**Passage shown**
------------------------------------------------

Explanation

- A **Bloom Filter** is a space-efficient probabilistic data structure used to test whether an element is a member of a set. It can produce false positives but never false negatives.

-

Steps

  • Hash the element using multiple hash functions.
  • Set bits at the positions returned by the hash functions.
  • Query: Check if all bits corresponding to the hash values are set. If yes, the element is possibly in the set; otherwise, it’s definitely not.

Time Complexity

  • O(k) for insertions and queries, where k is the number of hash functions.
from bitarray import bitarray
import hashlib
 
class BloomFilter:
    def __init__(self, size, num_hashes):
        self.size = size
        self.num_hashes = num_hashes
        self.bit_array = bitarray(size)
        self.bit_array.setall(0)
    
    def _hash(self, item, i):
        return int(hashlib.md5(f"{item}{i}".encode()).hexdigest(), 16) % self.size
    
    def insert(self, item):
        for i in range(self.num_hashes):
            idx = self._hash(item, i)
            self.bit_array[idx] = 1
    
    def query(self, item):
        return all(self.bit_array[self._hash(item, i)] for i in range(self.num_hashes))
 
# Example usage
bf = BloomFilter(1000, 3)
bf.insert("apple")
print(bf.query("apple"))  # True
print(bf.query("banana"))  # False

------------------------------------------------

**Provided data**

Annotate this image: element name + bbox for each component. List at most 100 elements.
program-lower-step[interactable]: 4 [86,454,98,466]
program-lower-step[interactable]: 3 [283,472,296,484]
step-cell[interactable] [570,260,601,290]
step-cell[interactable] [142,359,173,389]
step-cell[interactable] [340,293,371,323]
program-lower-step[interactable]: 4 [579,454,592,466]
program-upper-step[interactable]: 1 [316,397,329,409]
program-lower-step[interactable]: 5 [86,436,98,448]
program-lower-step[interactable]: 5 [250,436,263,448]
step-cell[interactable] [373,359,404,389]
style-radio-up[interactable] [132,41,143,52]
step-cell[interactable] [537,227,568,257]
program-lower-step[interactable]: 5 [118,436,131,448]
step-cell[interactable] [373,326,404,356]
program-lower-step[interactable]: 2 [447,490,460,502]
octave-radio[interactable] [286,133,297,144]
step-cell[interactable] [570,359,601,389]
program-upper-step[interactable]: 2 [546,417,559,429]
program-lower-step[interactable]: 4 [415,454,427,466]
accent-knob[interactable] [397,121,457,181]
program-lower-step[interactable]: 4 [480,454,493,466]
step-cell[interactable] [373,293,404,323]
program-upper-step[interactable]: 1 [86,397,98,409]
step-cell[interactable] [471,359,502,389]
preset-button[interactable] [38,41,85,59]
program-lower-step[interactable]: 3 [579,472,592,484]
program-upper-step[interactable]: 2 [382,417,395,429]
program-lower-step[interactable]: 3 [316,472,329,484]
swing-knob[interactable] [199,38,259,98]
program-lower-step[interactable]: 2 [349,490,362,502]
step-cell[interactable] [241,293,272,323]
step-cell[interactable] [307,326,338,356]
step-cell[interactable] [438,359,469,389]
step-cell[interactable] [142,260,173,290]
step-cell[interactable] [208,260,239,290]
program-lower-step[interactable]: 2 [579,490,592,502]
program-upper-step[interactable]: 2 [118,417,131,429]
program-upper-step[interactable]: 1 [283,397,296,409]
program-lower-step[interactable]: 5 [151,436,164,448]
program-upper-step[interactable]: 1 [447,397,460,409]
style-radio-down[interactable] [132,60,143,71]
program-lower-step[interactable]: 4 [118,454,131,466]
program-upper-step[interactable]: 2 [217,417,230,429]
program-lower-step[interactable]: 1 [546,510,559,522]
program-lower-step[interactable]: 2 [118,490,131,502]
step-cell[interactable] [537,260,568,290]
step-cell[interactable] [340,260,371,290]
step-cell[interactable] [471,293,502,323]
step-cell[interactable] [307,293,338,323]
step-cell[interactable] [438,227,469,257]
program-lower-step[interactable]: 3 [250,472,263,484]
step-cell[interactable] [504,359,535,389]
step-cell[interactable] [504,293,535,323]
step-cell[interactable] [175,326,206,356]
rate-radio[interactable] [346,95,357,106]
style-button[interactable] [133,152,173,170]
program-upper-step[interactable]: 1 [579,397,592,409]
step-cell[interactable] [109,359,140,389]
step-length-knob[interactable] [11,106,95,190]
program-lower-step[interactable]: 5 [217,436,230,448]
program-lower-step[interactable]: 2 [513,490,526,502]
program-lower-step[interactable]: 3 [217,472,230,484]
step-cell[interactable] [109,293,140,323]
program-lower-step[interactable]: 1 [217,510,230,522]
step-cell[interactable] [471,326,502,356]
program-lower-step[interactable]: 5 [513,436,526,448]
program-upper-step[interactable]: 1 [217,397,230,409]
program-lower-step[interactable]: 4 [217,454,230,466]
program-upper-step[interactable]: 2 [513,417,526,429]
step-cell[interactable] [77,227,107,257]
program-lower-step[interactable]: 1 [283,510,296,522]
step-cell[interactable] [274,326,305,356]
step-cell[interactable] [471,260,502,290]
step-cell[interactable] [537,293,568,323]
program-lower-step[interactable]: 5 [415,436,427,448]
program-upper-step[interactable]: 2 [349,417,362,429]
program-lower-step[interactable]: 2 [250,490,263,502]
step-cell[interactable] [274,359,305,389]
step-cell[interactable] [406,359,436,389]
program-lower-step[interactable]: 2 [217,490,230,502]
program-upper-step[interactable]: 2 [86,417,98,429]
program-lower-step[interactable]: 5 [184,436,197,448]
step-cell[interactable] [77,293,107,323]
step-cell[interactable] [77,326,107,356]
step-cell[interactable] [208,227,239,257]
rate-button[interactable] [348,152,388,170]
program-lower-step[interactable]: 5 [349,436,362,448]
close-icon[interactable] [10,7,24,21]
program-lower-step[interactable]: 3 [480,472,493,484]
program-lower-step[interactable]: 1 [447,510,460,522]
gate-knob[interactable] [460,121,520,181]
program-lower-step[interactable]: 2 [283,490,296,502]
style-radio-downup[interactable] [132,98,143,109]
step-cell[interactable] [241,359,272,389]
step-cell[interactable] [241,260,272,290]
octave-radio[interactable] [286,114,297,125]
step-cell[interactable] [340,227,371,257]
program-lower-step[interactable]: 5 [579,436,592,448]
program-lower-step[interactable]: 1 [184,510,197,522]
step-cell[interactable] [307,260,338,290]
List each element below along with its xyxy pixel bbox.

------------------------------------------------

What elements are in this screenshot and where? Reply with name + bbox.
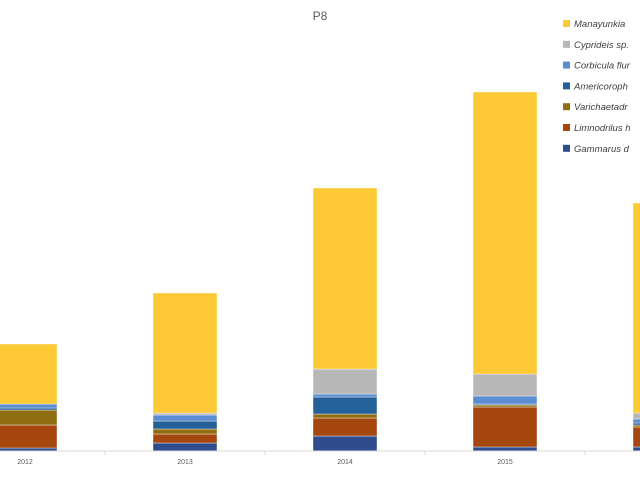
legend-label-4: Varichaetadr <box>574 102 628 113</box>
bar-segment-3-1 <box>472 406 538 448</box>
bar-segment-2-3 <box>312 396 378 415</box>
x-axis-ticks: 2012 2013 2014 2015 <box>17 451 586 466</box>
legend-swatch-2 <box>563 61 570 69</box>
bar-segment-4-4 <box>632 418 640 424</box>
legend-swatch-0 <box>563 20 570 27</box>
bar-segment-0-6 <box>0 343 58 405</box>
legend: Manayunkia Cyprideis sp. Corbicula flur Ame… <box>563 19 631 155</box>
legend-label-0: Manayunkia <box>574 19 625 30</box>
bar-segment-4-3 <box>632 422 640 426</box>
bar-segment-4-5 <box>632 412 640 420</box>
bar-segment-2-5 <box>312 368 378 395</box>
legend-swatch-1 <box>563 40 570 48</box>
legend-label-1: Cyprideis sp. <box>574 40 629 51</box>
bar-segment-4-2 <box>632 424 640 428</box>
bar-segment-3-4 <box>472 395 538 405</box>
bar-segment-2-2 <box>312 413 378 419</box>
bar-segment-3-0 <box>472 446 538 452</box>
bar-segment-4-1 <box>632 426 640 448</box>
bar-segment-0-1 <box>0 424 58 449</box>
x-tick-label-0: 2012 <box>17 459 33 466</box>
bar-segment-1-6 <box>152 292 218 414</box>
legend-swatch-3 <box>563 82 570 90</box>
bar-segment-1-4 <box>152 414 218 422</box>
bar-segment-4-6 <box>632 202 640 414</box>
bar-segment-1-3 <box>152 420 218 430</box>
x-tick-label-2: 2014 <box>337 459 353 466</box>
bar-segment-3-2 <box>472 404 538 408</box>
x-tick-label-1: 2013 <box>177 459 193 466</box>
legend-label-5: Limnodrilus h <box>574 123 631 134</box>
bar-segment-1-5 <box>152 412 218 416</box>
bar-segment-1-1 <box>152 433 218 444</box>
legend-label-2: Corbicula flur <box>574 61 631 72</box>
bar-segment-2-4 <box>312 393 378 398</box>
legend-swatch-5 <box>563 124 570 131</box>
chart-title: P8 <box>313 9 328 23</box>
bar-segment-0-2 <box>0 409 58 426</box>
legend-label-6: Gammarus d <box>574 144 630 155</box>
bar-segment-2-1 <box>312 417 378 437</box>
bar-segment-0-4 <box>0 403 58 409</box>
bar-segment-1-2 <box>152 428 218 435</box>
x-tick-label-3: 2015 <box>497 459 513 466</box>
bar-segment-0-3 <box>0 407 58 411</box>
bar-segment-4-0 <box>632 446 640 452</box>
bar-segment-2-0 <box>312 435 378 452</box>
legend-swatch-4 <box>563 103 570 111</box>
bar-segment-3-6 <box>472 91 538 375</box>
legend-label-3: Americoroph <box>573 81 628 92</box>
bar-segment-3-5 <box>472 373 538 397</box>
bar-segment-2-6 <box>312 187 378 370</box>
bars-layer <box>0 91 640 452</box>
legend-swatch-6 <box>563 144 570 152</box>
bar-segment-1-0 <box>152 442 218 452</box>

------------------------------------------------

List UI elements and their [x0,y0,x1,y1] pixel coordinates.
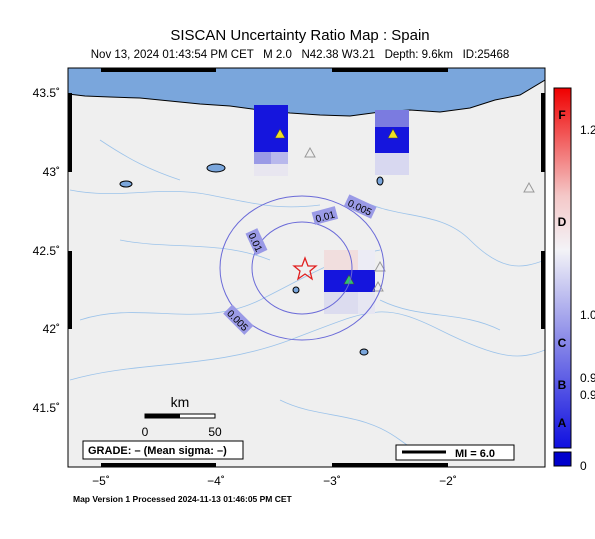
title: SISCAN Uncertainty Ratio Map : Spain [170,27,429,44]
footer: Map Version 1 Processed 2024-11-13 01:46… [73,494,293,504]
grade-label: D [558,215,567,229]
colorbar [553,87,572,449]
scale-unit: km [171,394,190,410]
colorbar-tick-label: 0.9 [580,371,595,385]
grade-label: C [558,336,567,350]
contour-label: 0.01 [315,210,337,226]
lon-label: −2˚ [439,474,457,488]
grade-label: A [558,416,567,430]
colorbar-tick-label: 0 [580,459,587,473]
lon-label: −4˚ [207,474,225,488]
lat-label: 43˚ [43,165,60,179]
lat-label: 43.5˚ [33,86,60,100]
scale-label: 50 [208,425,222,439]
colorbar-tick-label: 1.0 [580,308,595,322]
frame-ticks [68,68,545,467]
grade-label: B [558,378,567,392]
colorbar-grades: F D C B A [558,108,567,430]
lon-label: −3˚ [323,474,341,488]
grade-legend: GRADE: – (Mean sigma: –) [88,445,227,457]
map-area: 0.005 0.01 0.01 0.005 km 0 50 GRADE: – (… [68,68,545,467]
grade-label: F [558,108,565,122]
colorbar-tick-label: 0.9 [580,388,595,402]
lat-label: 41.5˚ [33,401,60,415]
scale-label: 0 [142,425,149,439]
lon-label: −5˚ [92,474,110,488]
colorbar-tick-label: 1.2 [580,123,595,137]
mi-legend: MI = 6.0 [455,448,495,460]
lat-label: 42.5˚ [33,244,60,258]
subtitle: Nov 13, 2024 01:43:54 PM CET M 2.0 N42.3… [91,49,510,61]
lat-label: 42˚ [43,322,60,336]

------------------------------------------------

**Directive A**
List every method defined in the BloomFilter class in the Bloom filter text.
**Directive B**
Update the Bloom filter text starting with "Time Complexity" and going on through "self.bit_array = bitarray(size)", changing "num_hashes" to "hash_count".

**Correct result A**
__init__, _hash, insert, query

**Correct result B**
Time Complexity

  • O(k) for insertions and queries, where k is the number of hash functions.
from bitarray import bitarray
import hashlib
 
class BloomFilter:
    def __init__(self, size, hash_count):
        self.size = size
        self.hash_count = hash_count
        self.bit_array = bitarray(size)